Stated problem
Rewrite the entries from the line containing "Give me the" through the line containing "- fixing hole right", both included, as a numbered list without blank lines. Leave every other entry out.
:::::
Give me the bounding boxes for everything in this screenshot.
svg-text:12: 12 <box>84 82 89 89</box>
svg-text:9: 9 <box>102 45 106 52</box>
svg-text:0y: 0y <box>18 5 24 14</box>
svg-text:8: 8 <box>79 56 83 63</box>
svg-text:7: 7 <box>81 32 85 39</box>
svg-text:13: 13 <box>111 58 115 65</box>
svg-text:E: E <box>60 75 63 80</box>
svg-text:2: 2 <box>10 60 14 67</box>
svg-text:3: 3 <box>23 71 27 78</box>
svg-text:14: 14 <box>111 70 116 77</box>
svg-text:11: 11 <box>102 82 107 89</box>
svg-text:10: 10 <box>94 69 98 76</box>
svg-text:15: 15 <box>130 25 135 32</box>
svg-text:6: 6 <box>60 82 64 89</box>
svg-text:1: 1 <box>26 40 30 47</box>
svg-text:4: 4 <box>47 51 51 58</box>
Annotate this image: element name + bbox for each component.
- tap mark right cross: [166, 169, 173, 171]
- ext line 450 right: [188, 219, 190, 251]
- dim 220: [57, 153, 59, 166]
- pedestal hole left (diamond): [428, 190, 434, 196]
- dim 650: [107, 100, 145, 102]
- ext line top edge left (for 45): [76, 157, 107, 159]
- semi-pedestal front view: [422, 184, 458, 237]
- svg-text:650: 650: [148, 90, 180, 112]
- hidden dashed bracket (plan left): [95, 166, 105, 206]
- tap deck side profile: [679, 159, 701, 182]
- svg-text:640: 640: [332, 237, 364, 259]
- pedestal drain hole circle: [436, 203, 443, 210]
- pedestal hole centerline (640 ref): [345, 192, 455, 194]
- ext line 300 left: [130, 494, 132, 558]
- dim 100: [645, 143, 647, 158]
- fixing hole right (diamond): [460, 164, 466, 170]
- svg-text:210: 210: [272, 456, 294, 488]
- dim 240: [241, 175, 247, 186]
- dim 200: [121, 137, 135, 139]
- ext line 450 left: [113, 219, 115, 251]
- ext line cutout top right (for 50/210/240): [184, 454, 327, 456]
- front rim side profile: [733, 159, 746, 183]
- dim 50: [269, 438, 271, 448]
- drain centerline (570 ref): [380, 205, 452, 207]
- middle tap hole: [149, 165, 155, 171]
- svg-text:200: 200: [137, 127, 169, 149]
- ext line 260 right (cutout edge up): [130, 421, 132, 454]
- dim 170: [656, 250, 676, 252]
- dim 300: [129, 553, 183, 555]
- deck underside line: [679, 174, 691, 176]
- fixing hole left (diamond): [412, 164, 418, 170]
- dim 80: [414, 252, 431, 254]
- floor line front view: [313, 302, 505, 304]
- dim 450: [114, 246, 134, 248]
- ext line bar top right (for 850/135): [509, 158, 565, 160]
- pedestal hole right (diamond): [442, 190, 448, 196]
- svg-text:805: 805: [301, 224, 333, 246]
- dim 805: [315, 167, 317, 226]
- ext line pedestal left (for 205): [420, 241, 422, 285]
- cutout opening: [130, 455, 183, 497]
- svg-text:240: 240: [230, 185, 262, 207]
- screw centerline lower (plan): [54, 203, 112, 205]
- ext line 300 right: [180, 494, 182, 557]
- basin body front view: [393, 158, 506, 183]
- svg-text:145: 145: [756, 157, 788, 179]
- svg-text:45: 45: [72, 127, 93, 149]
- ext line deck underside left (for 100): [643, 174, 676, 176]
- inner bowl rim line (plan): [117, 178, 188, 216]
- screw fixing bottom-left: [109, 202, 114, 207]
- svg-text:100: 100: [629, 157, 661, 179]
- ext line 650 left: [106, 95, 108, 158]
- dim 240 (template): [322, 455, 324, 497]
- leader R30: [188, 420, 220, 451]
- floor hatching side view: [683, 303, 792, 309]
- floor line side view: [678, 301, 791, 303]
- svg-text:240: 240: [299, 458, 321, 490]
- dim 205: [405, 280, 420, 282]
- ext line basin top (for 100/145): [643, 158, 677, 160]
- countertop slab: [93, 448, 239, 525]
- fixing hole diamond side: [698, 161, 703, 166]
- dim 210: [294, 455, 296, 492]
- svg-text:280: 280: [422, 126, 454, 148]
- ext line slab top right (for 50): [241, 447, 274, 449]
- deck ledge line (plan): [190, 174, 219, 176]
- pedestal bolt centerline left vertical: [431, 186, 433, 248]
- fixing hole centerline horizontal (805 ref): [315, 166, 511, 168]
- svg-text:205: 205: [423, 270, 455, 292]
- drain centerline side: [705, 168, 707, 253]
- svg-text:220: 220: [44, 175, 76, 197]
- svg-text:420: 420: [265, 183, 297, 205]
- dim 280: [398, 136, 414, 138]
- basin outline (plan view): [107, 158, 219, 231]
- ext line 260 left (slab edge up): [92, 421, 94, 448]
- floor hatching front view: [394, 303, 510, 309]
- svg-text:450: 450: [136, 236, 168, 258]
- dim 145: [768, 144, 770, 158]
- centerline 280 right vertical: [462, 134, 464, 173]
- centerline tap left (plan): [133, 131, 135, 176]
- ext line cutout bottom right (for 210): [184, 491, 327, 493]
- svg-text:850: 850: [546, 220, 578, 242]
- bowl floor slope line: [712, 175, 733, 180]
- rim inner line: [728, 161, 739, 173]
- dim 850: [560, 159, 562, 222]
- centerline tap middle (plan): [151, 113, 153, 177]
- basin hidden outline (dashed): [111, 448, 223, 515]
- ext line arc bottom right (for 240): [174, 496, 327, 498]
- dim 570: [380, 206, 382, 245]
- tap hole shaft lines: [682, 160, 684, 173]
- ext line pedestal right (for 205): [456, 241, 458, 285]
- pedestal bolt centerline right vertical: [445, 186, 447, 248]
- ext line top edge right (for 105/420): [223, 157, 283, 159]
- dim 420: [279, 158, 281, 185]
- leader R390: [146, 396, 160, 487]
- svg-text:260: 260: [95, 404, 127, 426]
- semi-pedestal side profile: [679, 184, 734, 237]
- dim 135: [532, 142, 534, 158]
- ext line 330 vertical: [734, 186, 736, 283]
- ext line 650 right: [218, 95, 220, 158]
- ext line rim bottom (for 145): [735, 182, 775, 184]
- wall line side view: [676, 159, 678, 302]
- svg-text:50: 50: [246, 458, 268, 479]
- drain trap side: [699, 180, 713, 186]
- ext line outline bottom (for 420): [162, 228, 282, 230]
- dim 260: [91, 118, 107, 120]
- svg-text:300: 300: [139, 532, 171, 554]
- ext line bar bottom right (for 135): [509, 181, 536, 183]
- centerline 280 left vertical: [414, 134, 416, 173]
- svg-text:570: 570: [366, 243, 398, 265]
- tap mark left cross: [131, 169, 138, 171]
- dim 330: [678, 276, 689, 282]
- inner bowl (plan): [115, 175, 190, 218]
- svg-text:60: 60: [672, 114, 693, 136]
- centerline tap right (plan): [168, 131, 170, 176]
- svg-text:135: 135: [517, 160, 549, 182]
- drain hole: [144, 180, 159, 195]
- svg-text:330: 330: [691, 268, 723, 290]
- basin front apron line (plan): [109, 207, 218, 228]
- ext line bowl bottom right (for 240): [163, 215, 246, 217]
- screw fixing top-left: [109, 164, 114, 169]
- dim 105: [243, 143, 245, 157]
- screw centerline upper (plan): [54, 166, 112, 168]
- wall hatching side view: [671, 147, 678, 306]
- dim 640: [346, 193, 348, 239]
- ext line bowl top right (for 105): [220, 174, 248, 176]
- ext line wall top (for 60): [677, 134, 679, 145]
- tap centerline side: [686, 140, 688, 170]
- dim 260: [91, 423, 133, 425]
:::::
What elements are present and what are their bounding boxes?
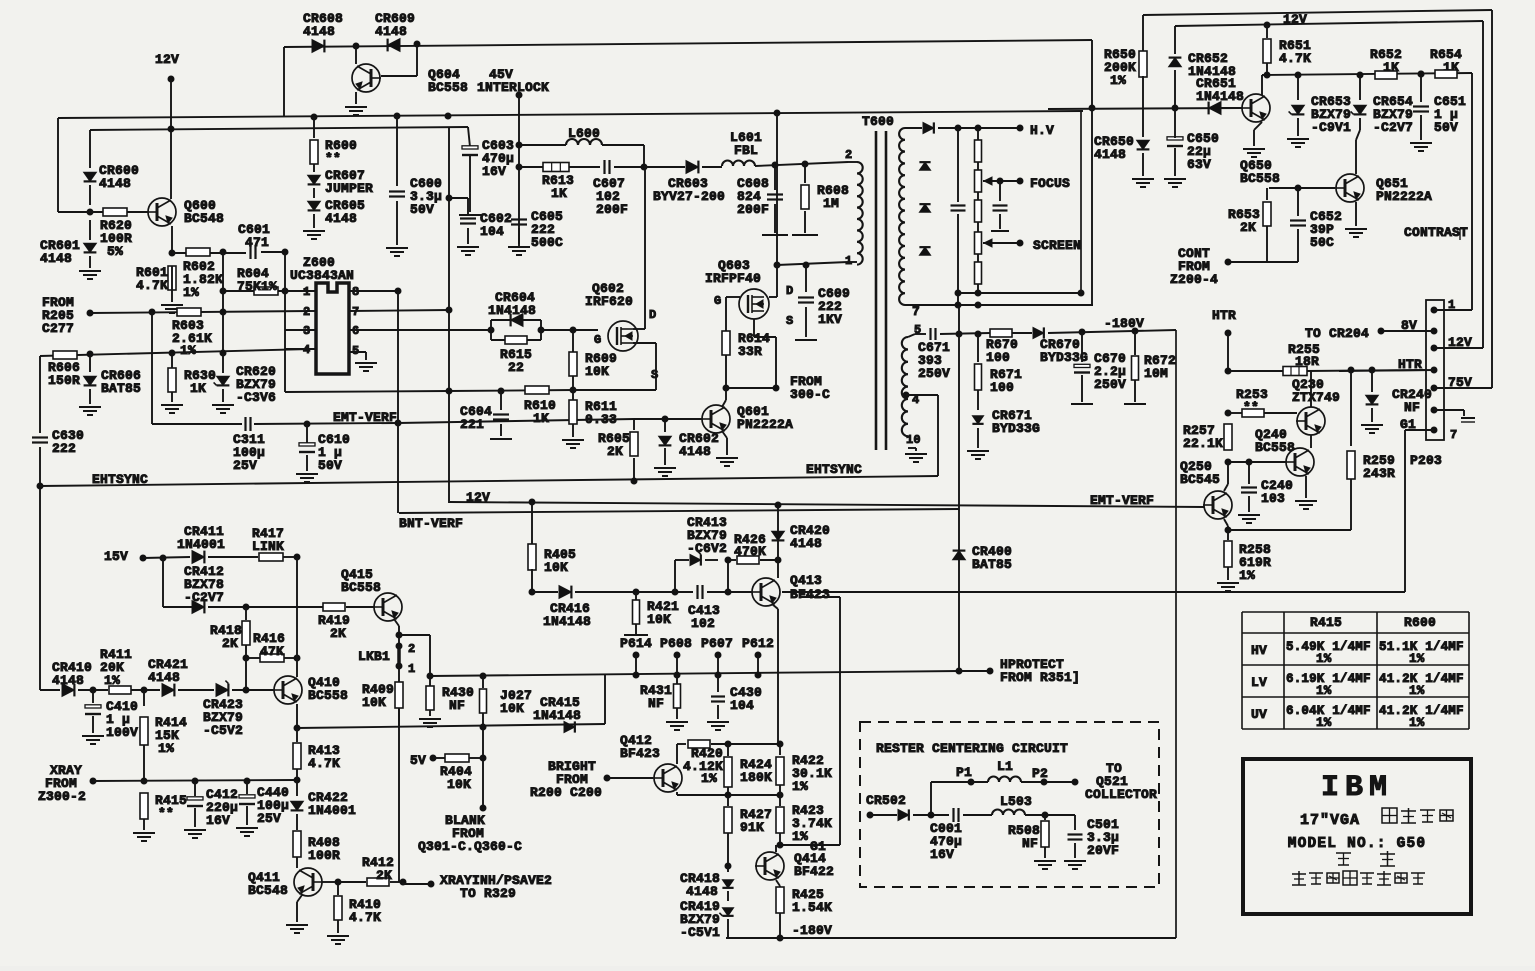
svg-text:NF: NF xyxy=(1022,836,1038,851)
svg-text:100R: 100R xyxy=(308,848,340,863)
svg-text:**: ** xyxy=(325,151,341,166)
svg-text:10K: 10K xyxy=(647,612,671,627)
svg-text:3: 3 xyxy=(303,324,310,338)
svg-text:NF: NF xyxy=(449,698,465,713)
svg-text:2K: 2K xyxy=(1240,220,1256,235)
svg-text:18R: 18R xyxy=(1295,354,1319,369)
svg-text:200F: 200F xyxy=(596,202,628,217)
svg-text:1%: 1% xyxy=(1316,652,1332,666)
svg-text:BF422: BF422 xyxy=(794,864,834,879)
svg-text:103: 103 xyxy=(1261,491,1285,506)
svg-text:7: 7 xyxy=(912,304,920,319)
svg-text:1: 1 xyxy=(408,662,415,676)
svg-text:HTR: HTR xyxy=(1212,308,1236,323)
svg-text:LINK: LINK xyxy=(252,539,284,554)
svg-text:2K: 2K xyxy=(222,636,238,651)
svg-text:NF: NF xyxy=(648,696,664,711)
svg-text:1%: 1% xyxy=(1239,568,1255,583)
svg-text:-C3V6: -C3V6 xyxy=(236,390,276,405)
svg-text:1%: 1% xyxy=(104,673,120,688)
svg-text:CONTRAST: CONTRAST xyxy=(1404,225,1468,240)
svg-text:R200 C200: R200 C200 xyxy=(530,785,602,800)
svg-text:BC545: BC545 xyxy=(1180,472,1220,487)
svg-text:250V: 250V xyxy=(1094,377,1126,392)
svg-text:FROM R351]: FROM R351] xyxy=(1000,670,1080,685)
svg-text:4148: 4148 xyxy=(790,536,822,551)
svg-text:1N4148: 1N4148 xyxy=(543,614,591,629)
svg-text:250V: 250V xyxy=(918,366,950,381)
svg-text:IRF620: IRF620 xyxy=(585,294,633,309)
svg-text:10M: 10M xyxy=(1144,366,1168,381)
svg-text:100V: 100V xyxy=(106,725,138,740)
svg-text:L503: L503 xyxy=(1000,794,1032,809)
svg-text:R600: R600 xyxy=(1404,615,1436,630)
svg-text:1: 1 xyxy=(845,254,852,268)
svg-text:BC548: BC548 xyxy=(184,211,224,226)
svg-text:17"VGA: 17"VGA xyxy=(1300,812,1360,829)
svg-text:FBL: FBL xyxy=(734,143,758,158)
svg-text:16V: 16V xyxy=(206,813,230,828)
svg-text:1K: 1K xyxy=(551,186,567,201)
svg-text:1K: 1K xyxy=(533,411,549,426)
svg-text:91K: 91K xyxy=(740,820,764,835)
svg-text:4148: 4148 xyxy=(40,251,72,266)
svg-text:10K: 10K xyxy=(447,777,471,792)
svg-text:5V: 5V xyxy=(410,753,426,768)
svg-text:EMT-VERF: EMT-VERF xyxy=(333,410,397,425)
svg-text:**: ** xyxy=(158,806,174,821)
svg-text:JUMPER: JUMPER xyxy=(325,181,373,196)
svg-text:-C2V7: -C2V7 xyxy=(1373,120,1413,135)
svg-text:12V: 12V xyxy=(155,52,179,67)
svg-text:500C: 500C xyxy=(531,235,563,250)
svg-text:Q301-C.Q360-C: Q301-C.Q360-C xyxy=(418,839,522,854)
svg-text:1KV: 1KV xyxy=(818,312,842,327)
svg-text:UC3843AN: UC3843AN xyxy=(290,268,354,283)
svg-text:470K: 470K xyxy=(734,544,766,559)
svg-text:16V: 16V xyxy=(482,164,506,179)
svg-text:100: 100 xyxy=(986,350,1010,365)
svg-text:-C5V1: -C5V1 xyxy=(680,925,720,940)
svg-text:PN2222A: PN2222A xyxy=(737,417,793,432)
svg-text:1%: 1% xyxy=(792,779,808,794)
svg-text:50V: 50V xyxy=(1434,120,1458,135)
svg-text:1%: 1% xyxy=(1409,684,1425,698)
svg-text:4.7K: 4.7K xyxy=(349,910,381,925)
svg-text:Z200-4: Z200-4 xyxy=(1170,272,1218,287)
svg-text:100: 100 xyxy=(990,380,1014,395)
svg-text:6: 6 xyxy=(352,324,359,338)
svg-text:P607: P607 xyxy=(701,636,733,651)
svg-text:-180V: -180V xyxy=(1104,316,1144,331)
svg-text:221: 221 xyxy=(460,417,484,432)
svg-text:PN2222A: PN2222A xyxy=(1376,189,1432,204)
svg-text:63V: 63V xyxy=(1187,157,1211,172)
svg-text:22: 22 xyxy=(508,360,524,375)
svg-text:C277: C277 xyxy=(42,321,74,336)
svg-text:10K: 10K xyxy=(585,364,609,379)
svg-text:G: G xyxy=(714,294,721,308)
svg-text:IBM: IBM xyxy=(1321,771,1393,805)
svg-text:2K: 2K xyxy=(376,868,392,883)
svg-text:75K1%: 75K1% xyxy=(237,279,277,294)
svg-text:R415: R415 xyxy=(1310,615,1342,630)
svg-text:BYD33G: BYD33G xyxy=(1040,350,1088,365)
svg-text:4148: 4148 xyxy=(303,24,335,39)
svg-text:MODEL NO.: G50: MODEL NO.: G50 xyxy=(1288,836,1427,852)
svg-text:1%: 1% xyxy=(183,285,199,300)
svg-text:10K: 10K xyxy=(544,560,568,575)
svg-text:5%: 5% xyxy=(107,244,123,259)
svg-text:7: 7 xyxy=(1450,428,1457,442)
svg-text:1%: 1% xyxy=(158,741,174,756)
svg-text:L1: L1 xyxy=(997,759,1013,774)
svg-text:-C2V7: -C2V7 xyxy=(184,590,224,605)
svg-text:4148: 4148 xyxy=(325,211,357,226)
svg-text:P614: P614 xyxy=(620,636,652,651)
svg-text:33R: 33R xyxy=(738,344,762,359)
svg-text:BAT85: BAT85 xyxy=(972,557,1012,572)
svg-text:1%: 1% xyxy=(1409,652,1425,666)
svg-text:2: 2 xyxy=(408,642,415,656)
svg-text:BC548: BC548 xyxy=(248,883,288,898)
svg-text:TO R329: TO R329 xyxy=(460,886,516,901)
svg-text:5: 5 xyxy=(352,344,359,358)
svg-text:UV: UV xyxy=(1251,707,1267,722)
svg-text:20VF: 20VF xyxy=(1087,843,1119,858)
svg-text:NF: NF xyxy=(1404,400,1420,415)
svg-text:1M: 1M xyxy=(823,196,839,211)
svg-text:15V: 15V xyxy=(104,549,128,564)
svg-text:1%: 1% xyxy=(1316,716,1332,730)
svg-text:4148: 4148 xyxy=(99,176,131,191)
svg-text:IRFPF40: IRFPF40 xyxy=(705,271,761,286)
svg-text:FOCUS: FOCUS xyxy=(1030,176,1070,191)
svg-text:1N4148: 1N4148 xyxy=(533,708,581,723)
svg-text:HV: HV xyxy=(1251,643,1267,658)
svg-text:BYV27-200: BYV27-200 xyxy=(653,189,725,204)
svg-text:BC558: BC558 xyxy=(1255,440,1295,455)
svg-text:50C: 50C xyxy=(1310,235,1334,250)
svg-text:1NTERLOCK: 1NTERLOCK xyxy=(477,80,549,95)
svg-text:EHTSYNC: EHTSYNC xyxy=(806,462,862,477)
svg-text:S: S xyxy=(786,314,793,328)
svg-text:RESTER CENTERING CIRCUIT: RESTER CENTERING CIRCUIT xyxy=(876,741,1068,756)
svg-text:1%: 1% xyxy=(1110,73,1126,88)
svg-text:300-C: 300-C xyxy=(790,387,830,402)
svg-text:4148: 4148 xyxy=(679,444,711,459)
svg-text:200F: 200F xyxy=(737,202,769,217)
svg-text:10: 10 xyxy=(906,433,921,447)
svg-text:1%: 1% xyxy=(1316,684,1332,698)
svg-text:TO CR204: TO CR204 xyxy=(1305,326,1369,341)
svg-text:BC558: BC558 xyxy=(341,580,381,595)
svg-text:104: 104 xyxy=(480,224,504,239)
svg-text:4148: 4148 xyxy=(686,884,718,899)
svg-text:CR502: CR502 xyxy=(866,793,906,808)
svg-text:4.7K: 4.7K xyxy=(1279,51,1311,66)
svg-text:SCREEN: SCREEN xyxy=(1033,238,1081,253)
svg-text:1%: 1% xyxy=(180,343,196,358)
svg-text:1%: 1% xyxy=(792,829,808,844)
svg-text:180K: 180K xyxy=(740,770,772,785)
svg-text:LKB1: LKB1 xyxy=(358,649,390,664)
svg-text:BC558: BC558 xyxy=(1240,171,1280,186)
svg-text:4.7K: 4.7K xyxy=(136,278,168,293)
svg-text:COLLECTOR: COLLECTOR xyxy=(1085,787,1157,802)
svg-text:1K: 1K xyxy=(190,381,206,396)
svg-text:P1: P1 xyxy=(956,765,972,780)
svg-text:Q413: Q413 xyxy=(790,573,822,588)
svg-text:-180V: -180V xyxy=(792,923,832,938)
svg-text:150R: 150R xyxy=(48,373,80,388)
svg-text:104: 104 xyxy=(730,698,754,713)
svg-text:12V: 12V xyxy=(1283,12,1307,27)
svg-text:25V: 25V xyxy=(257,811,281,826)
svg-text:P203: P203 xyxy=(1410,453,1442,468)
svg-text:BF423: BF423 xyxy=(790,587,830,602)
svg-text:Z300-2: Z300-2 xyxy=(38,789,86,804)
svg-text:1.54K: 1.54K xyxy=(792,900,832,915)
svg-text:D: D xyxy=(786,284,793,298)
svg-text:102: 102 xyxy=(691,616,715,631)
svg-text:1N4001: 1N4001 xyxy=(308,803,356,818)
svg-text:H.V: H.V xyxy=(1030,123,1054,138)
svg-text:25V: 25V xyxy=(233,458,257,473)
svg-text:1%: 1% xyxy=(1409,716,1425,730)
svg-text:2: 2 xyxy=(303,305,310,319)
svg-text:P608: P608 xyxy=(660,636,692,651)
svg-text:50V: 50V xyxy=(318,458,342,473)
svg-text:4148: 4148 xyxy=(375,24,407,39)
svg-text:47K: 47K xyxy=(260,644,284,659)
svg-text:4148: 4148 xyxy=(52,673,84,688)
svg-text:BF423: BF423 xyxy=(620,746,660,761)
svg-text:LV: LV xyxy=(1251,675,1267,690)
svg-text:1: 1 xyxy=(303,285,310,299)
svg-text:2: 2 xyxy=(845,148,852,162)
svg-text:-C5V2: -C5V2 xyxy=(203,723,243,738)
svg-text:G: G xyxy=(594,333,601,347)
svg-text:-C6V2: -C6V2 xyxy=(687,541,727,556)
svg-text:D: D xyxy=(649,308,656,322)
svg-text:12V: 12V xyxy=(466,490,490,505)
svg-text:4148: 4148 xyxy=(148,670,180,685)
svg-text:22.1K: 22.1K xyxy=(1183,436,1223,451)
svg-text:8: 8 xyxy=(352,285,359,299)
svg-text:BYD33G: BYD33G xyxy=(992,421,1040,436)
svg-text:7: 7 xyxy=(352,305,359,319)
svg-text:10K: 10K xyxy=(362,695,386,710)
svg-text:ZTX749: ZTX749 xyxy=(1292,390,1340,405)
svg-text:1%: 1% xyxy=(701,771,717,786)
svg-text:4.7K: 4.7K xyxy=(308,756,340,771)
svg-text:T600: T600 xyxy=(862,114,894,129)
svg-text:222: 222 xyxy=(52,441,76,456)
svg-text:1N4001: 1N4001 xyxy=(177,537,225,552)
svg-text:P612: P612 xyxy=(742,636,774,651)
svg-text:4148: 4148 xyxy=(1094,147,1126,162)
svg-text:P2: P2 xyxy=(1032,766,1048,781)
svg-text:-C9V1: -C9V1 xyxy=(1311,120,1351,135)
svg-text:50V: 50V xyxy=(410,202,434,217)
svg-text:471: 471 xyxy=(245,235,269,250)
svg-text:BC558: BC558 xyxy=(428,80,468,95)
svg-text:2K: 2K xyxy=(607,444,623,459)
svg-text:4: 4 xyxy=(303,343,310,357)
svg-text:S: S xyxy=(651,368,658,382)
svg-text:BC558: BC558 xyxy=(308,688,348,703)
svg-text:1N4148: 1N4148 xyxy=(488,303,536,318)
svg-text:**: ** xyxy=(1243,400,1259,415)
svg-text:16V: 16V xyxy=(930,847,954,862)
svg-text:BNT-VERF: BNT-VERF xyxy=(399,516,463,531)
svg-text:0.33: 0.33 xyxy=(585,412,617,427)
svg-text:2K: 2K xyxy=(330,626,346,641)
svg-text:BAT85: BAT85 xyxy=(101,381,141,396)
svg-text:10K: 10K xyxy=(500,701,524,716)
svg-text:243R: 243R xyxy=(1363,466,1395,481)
:::::
Worked answer
1. Give me the bounding boxes for everything in this screenshot.
2. svg-text:12: 12 <box>84 82 89 89</box>
3. svg-text:9: 9 <box>102 45 106 52</box>
4. svg-text:0y: 0y <box>18 5 24 14</box>
5. svg-text:8: 8 <box>79 56 83 63</box>
6. svg-text:7: 7 <box>81 32 85 39</box>
7. svg-text:13: 13 <box>111 58 115 65</box>
8. svg-text:E: E <box>60 75 63 80</box>
9. svg-text:2: 2 <box>10 60 14 67</box>
10. svg-text:3: 3 <box>23 71 27 78</box>
11. svg-text:14: 14 <box>111 70 116 77</box>
12. svg-text:11: 11 <box>102 82 107 89</box>
13. svg-text:10: 10 <box>94 69 98 76</box>
14. svg-text:15: 15 <box>130 25 135 32</box>
15. svg-text:6: 6 <box>60 82 64 89</box>
16. svg-text:1: 1 <box>26 40 30 47</box>
17. svg-text:4: 4 <box>47 51 51 58</box>
18. Annotate this image: element name + bbox for each component.
19. - tap mark right cross: [166, 169, 173, 171]
20. - ext line 450 right: [188, 219, 190, 251]
21. - dim 220: [57, 153, 59, 166]
22. - pedestal hole left (diamond): [428, 190, 434, 196]
23. - dim 650: [107, 100, 145, 102]
24. - ext line top edge left (for 45): [76, 157, 107, 159]
25. - semi-pedestal front view: [422, 184, 458, 237]
26. - svg-text:650: 650: [148, 90, 180, 112]
27. - hidden dashed bracket (plan left): [95, 166, 105, 206]
28. - tap deck side profile: [679, 159, 701, 182]
29. - svg-text:640: 640: [332, 237, 364, 259]
30. - pedestal drain hole circle: [436, 203, 443, 210]
31. - pedestal hole centerline (640 ref): [345, 192, 455, 194]
32. - ext line 300 left: [130, 494, 132, 558]
33. - dim 100: [645, 143, 647, 158]
34. - fixing hole right (diamond): [460, 164, 466, 170]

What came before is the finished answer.